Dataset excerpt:
=-=-=
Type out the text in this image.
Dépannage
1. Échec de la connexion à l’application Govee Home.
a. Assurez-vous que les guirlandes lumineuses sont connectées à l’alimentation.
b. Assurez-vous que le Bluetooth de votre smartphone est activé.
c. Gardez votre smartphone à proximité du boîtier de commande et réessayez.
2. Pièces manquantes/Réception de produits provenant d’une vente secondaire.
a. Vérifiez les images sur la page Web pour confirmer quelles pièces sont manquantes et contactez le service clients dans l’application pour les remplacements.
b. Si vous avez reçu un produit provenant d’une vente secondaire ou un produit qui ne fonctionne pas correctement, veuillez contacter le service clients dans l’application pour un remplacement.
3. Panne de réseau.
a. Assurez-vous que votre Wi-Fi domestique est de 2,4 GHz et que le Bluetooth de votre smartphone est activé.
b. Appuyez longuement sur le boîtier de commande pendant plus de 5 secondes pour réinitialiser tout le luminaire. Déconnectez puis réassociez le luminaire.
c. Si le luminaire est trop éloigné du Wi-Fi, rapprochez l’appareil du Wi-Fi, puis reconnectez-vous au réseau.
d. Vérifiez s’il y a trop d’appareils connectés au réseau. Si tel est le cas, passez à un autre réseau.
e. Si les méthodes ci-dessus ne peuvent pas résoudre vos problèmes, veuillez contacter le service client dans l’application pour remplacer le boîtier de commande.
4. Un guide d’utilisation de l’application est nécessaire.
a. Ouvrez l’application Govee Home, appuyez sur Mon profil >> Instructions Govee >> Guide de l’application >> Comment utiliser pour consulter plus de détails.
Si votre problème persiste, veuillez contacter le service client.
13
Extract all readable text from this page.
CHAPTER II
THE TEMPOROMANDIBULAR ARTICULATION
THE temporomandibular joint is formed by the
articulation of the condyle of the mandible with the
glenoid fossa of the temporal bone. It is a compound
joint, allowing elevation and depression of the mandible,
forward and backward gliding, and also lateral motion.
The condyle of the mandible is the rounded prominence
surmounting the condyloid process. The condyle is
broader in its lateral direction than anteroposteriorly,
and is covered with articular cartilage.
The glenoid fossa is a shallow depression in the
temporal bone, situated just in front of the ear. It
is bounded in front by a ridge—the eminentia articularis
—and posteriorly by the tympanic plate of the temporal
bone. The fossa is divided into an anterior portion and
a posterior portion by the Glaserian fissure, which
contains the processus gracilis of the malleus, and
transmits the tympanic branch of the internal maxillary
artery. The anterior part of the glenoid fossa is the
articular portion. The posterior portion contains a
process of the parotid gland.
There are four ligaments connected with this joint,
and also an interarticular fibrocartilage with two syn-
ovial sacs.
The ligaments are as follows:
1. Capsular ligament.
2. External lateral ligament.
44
=-=-=
Copy each line from the records above that includes the string "puis".

**EXERCISE OUTPUT:**
b. Appuyez longuement sur le boîtier de commande pendant plus de 5 secondes pour réinitialiser tout le luminaire. Déconnectez puis réassociez le luminaire.
c. Si le luminaire est trop éloigné du Wi-Fi, rapprochez l’appareil du Wi-Fi, puis reconnectez-vous au réseau.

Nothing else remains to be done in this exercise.